#### Figure contents as structured data
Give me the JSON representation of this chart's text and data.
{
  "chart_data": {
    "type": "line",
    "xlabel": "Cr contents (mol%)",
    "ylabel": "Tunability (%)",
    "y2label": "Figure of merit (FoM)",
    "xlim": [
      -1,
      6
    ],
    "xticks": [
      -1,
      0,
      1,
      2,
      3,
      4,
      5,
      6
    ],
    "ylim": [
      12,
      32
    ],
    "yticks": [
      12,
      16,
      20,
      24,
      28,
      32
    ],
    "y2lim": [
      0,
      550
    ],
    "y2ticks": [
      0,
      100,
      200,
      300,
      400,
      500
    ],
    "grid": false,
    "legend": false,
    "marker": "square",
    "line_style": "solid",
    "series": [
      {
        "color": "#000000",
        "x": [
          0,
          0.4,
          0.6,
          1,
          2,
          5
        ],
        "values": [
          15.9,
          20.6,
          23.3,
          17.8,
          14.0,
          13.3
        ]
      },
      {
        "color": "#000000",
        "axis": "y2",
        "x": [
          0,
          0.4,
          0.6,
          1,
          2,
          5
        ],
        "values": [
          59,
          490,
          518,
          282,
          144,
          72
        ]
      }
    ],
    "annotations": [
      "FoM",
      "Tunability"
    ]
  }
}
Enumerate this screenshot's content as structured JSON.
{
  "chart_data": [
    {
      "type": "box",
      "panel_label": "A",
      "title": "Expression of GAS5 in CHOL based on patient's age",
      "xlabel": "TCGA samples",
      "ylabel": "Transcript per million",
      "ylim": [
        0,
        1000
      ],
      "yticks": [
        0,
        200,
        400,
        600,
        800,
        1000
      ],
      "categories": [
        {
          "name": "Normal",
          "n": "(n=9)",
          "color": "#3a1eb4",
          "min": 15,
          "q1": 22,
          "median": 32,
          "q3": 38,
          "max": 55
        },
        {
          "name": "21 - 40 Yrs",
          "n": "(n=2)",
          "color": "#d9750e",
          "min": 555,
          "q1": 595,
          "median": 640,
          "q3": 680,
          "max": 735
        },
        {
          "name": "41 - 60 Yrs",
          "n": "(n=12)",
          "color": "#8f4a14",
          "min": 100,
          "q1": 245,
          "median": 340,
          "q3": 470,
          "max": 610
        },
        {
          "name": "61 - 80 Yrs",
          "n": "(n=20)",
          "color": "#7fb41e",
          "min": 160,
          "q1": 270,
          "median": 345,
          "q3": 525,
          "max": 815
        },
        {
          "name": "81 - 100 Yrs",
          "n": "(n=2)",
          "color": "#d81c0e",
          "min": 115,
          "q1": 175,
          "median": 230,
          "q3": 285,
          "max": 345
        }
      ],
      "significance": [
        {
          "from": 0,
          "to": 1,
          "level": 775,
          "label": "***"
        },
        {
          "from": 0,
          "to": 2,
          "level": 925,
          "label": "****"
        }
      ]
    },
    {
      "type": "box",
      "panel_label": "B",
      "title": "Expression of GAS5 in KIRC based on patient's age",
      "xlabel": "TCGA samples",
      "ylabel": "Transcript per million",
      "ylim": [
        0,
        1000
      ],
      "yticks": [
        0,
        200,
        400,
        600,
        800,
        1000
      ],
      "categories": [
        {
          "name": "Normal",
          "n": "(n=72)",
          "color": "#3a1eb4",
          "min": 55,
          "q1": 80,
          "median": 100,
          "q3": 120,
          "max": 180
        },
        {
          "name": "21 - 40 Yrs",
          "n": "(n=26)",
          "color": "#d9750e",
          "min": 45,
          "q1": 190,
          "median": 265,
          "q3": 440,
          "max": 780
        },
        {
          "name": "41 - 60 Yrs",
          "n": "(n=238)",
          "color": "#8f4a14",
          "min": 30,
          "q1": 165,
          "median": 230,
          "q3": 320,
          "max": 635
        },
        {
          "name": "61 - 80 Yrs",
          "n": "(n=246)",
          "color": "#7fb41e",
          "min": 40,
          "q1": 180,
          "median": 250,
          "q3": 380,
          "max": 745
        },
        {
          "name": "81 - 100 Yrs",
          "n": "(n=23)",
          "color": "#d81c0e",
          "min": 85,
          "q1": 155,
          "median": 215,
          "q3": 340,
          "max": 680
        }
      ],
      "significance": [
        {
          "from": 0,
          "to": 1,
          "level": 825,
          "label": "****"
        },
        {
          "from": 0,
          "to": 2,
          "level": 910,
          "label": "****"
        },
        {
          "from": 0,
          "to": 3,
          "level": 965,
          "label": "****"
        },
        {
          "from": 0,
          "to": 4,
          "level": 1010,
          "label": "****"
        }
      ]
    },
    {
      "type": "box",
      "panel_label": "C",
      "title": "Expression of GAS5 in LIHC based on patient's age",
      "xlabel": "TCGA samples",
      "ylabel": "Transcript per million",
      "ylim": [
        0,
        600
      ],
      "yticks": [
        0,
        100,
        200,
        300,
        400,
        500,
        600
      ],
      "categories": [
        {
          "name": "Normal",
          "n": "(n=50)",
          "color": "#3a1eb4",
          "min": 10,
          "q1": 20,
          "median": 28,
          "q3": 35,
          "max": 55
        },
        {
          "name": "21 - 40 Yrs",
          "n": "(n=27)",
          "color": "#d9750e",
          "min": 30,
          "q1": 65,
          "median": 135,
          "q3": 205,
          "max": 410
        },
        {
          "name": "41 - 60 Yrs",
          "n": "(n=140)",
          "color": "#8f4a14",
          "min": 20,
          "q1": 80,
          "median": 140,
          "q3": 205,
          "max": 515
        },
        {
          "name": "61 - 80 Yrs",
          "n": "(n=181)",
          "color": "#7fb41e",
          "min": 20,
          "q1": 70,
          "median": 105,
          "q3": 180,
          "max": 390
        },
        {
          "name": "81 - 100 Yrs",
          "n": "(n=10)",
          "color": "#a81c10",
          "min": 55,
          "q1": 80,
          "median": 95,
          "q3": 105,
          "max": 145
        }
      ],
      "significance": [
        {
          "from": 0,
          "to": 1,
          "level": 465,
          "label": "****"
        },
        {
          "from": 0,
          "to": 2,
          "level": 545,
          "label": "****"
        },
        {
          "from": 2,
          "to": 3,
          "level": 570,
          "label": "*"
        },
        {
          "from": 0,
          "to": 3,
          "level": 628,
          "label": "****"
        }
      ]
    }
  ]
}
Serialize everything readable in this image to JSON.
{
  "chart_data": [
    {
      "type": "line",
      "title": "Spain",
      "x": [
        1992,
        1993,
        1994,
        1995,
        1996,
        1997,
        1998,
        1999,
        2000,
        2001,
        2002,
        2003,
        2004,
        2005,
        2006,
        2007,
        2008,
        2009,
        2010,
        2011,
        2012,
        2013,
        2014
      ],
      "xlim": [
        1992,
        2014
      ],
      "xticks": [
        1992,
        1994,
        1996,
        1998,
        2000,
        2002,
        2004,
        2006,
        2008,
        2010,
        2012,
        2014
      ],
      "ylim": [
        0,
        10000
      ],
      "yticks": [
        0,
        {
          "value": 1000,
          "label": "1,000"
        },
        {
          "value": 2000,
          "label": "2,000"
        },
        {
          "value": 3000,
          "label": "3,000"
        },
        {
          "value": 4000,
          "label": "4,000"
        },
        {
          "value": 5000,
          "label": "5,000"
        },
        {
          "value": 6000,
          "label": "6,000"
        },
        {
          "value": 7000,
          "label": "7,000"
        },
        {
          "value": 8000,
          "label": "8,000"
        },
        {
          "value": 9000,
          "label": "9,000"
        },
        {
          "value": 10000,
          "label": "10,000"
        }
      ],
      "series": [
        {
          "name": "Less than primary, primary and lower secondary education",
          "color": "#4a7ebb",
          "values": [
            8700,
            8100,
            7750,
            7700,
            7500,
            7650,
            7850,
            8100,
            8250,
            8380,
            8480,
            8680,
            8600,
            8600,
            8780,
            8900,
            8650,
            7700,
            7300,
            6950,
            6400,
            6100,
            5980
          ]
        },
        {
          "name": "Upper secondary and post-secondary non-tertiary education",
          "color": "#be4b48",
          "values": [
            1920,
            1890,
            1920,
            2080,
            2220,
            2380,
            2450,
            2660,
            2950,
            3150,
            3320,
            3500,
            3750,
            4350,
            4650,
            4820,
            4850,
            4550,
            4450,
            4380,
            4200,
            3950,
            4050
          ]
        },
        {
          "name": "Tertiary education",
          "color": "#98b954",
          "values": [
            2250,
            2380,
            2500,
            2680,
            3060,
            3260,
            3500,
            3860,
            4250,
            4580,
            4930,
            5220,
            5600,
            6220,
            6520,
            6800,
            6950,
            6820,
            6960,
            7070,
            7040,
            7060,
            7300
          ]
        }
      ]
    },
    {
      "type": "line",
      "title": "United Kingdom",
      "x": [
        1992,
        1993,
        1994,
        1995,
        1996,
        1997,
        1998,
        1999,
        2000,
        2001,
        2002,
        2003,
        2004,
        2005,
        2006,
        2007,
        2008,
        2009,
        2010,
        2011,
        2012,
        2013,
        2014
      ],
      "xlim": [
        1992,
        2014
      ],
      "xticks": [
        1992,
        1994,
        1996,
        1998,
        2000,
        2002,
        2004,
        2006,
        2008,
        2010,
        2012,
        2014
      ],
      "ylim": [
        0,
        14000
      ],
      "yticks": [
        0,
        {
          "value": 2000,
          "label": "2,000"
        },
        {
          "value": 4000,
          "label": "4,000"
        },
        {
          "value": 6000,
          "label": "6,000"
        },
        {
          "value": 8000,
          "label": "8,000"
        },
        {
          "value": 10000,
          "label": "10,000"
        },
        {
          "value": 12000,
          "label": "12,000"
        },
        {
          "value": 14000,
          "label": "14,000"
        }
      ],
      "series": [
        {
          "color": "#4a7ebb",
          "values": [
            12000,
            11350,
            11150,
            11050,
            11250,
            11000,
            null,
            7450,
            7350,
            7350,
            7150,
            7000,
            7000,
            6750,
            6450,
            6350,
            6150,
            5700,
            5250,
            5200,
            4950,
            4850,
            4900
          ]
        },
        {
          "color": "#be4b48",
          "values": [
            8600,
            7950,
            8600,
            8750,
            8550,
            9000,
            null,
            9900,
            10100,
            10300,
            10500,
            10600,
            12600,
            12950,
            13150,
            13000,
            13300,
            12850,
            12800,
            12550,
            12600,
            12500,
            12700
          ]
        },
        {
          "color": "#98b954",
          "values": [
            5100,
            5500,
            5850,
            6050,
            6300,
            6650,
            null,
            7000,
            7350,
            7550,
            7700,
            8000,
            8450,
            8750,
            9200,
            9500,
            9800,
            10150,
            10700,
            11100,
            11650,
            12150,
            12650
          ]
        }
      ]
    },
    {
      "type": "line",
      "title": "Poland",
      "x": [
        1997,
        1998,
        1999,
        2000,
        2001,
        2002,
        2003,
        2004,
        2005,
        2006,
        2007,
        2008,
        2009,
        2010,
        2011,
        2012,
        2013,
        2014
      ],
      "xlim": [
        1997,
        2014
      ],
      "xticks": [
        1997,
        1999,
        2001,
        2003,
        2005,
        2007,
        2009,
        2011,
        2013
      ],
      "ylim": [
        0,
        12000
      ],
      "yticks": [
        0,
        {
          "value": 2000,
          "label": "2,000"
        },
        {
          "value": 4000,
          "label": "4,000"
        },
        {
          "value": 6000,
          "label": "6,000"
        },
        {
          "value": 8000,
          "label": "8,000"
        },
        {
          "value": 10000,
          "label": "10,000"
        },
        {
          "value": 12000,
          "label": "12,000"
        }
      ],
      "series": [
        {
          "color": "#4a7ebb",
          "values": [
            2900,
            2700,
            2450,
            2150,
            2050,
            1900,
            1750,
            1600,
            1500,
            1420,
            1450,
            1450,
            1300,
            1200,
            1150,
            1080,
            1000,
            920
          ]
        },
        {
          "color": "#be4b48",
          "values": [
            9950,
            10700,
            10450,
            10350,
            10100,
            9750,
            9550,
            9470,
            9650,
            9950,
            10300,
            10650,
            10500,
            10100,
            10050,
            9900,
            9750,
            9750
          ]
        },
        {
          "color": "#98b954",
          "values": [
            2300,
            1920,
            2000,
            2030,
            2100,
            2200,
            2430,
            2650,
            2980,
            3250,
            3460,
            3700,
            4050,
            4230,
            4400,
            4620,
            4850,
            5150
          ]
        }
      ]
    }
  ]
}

#### Short problem
Go through the material line by line. Show each line that contains the string "level".

#### Answer to this task
          "level": 775,
          "level": 925,
          "level": 825,
          "level": 910,
          "level": 965,
          "level": 1010,
          "level": 465,
          "level": 545,
          "level": 570,
          "level": 628,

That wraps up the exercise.